_Aim:_ Go through the records and copy each line where the word "Daily" occurs.

_Given entries:_
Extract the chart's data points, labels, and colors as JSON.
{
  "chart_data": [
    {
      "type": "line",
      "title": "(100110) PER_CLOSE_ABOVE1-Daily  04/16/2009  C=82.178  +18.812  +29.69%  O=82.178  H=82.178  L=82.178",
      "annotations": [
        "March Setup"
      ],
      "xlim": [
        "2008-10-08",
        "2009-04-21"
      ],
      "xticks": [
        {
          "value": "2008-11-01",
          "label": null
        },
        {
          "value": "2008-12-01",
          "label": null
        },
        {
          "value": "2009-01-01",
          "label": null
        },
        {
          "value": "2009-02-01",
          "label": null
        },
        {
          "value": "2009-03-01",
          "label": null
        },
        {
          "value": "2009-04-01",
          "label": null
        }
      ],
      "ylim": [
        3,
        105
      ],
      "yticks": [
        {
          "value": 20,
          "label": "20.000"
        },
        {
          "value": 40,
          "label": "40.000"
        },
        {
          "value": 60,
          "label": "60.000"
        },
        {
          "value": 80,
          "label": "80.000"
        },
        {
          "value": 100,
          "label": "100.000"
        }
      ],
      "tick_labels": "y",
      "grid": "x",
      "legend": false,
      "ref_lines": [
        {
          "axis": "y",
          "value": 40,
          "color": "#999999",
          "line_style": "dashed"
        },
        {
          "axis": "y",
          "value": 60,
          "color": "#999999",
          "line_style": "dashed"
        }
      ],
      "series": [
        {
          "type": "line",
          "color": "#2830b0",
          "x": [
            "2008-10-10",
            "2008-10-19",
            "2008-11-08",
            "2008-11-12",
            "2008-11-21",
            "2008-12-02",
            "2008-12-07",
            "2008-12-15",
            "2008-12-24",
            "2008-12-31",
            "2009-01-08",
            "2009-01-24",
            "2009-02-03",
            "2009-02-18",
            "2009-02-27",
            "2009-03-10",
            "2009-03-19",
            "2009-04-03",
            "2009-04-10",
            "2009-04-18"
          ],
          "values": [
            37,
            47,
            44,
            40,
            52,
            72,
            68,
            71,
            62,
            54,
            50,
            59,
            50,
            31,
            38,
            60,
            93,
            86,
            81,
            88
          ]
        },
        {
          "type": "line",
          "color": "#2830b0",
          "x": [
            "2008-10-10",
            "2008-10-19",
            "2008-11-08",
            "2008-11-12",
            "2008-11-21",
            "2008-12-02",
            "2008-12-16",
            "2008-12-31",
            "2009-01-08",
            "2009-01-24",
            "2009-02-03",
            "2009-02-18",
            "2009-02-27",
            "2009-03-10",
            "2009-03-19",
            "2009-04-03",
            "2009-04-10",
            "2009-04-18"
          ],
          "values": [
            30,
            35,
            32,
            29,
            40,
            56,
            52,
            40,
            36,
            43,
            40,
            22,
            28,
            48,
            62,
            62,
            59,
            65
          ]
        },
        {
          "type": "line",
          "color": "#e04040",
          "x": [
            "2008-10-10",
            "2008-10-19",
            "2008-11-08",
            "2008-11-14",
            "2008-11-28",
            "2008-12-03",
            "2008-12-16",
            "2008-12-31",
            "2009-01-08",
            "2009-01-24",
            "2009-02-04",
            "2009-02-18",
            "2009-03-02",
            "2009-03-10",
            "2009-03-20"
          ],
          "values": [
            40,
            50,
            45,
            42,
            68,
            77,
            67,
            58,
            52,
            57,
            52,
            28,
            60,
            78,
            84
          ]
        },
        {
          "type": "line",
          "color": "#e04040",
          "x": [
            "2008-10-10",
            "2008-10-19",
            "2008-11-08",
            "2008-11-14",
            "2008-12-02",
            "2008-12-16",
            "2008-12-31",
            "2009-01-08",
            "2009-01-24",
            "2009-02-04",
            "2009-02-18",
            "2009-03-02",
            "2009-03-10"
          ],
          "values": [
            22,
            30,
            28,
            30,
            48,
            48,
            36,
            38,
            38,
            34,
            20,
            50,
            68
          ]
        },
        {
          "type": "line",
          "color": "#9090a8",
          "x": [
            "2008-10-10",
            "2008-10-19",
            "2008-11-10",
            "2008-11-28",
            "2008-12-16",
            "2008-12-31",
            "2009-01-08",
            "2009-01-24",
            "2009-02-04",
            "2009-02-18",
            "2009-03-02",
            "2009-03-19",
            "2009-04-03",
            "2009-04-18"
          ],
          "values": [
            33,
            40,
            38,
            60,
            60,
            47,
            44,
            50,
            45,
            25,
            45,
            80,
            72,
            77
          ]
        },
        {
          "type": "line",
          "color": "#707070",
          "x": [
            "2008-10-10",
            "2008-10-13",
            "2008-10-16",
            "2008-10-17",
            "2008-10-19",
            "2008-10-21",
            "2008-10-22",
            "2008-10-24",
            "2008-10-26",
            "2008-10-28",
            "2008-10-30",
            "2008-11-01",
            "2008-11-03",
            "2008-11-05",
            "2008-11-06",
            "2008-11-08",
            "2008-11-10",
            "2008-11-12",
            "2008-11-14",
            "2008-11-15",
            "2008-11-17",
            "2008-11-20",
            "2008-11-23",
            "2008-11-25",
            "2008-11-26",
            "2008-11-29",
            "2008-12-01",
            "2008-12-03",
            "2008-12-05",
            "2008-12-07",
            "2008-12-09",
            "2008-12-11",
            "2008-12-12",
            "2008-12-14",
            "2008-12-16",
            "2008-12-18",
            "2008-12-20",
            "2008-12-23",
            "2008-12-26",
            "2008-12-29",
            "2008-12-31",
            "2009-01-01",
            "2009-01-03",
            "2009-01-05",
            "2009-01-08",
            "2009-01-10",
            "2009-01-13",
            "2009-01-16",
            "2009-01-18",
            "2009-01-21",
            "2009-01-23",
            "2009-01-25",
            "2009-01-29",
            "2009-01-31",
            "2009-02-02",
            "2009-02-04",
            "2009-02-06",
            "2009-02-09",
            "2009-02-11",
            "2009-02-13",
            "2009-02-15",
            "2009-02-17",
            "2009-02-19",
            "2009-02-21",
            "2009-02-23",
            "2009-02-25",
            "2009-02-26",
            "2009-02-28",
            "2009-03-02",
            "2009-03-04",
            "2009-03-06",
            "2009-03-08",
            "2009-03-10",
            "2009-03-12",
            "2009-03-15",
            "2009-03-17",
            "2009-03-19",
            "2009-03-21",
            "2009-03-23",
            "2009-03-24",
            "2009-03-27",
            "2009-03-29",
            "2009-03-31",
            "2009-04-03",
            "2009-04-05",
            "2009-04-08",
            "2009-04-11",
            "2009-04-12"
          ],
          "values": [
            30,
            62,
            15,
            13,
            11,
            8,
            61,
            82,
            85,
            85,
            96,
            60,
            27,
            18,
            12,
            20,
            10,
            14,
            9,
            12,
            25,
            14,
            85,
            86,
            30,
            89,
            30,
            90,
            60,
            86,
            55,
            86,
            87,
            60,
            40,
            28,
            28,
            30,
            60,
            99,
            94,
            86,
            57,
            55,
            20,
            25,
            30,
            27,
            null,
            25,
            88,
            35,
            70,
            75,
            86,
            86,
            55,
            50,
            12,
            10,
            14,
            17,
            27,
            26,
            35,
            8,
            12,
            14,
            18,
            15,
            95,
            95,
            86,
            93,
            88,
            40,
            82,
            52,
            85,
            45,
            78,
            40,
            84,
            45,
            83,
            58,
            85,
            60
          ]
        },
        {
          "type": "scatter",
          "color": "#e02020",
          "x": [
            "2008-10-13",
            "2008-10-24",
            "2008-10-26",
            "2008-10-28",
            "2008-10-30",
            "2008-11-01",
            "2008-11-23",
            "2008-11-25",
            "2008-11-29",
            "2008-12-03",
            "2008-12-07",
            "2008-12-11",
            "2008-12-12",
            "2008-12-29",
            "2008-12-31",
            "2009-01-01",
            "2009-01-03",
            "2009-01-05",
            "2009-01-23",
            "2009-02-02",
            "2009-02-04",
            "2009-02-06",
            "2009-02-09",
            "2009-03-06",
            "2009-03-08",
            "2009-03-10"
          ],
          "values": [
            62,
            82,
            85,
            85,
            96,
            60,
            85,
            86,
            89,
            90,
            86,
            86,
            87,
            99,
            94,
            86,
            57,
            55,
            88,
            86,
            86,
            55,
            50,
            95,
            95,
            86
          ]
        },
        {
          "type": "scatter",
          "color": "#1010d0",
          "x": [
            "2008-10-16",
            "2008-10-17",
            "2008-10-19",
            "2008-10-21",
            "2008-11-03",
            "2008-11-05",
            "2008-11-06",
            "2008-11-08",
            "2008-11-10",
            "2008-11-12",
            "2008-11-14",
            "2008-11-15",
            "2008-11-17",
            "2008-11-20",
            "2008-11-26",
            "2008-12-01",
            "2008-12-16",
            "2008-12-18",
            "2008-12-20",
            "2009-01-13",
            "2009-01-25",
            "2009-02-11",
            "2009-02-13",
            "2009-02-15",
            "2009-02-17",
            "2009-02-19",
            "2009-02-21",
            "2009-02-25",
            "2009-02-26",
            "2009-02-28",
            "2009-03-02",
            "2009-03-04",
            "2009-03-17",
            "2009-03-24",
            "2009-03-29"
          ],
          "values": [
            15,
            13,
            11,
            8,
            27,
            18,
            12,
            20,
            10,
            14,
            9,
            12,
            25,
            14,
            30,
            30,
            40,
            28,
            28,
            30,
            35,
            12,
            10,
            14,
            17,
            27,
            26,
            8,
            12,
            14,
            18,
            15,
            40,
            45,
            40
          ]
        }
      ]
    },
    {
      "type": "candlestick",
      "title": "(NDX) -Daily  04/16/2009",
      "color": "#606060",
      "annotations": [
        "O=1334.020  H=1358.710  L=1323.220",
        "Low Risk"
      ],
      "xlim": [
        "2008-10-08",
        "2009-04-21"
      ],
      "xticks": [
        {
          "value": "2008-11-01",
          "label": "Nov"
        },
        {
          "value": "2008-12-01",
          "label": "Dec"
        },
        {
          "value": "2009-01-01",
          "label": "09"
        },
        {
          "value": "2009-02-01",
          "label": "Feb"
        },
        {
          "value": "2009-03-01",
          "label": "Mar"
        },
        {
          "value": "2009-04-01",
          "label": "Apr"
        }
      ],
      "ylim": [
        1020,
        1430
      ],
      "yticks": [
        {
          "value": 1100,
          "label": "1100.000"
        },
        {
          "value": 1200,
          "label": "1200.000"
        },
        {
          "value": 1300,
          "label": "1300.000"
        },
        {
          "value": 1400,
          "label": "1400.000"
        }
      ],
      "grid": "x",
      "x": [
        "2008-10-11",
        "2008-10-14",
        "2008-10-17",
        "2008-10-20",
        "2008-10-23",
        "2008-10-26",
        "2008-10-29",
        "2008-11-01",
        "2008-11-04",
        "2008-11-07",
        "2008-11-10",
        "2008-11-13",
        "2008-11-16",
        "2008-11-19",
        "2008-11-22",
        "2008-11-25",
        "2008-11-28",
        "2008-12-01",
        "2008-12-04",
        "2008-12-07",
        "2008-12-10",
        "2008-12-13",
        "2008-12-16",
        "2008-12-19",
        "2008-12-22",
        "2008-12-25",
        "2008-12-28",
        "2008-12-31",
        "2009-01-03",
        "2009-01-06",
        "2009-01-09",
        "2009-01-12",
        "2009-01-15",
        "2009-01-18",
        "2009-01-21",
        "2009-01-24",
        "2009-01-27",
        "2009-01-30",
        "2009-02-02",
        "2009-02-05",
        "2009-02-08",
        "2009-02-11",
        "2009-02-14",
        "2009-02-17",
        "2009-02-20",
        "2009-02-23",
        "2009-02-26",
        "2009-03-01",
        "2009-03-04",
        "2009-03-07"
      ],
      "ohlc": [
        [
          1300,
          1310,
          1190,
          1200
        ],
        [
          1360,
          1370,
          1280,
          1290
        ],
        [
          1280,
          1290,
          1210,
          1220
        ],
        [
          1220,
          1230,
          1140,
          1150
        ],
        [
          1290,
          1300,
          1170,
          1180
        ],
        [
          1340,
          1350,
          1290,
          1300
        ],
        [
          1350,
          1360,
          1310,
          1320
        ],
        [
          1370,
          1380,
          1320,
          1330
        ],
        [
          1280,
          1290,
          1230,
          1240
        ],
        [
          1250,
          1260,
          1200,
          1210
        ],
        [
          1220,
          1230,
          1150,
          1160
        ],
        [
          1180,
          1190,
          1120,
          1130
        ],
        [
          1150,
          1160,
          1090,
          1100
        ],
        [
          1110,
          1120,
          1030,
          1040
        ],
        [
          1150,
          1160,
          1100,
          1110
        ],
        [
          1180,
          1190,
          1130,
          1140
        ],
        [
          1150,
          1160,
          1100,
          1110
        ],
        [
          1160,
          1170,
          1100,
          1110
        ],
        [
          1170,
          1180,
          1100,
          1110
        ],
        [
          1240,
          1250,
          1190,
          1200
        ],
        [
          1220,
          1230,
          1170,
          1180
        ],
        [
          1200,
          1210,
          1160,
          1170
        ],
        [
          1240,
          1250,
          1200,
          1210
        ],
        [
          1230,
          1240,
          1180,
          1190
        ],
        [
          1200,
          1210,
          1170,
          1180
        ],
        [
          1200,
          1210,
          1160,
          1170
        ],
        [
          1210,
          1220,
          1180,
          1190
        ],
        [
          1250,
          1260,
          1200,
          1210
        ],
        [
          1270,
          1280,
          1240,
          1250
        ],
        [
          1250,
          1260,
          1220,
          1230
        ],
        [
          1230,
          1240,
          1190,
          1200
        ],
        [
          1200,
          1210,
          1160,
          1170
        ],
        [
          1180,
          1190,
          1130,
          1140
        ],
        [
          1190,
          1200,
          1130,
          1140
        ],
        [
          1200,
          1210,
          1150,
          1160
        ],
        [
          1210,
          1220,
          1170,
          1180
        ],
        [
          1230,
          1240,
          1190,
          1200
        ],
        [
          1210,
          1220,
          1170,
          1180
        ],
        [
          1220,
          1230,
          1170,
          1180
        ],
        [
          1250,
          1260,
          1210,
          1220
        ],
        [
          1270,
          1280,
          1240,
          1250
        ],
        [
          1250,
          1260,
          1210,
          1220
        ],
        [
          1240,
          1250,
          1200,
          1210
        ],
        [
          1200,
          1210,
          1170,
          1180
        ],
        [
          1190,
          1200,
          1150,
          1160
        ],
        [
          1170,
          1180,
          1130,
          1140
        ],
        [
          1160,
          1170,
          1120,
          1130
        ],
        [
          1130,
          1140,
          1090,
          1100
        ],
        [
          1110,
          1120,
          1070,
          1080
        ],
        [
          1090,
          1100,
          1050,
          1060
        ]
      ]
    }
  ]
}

_Exercise solution:_
      "title": "(100110) PER_CLOSE_ABOVE1-Daily  04/16/2009  C=82.178  +18.812  +29.69%  O=82.178  H=82.178  L=82.178",
      "title": "(NDX) -Daily  04/16/2009",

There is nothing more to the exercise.